Some records

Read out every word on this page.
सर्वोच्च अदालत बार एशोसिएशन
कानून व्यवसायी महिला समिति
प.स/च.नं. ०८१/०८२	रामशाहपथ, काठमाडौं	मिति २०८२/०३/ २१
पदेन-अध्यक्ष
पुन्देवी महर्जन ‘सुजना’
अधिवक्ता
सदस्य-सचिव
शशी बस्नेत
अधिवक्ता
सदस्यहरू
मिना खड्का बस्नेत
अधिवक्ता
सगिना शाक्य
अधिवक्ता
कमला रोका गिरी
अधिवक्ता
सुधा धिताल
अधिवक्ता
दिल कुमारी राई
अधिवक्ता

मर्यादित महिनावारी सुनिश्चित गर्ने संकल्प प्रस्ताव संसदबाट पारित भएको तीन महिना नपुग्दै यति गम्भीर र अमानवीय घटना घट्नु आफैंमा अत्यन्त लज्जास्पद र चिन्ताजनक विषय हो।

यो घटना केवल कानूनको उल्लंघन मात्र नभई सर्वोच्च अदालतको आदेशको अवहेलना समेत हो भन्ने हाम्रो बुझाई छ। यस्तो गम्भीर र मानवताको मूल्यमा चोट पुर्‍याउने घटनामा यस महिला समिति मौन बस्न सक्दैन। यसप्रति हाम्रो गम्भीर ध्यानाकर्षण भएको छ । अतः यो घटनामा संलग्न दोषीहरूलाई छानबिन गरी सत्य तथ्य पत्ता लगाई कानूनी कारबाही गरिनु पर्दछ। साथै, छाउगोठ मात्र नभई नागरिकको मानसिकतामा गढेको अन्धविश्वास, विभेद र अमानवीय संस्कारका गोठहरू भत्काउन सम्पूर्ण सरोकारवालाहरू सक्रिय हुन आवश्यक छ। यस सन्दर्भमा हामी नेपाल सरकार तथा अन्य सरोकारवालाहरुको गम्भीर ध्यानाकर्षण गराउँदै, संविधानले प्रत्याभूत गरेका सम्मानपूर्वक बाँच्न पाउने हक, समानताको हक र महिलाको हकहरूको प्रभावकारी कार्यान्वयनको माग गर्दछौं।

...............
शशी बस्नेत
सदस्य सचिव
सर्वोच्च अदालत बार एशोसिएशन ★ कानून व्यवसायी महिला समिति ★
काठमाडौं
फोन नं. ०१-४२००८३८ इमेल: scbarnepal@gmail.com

▶ WHAT IS NEEDED: Output the complete data exactly as written.

▶ THE SOLUTION:
Read out every word on this page.
सर्वोच्च अदालत बार एशोसिएशन
कानून व्यवसायी महिला समिति
प.स/च.नं. ०८१/०८२	रामशाहपथ, काठमाडौं	मिति २०८२/०३/ २१
पदेन-अध्यक्ष
पुन्देवी महर्जन ‘सुजना’
अधिवक्ता
सदस्य-सचिव
शशी बस्नेत
अधिवक्ता
सदस्यहरू
मिना खड्का बस्नेत
अधिवक्ता
सगिना शाक्य
अधिवक्ता
कमला रोका गिरी
अधिवक्ता
सुधा धिताल
अधिवक्ता
दिल कुमारी राई
अधिवक्ता

मर्यादित महिनावारी सुनिश्चित गर्ने संकल्प प्रस्ताव संसदबाट पारित भएको तीन महिना नपुग्दै यति गम्भीर र अमानवीय घटना घट्नु आफैंमा अत्यन्त लज्जास्पद र चिन्ताजनक विषय हो।

यो घटना केवल कानूनको उल्लंघन मात्र नभई सर्वोच्च अदालतको आदेशको अवहेलना समेत हो भन्ने हाम्रो बुझाई छ। यस्तो गम्भीर र मानवताको मूल्यमा चोट पुर्‍याउने घटनामा यस महिला समिति मौन बस्न सक्दैन। यसप्रति हाम्रो गम्भीर ध्यानाकर्षण भएको छ । अतः यो घटनामा संलग्न दोषीहरूलाई छानबिन गरी सत्य तथ्य पत्ता लगाई कानूनी कारबाही गरिनु पर्दछ। साथै, छाउगोठ मात्र नभई नागरिकको मानसिकतामा गढेको अन्धविश्वास, विभेद र अमानवीय संस्कारका गोठहरू भत्काउन सम्पूर्ण सरोकारवालाहरू सक्रिय हुन आवश्यक छ। यस सन्दर्भमा हामी नेपाल सरकार तथा अन्य सरोकारवालाहरुको गम्भीर ध्यानाकर्षण गराउँदै, संविधानले प्रत्याभूत गरेका सम्मानपूर्वक बाँच्न पाउने हक, समानताको हक र महिलाको हकहरूको प्रभावकारी कार्यान्वयनको माग गर्दछौं।

...............
शशी बस्नेत
सदस्य सचिव
सर्वोच्च अदालत बार एशोसिएशन ★ कानून व्यवसायी महिला समिति ★
काठमाडौं
फोन नं. ०१-४२००८३८ इमेल: scbarnepal@gmail.com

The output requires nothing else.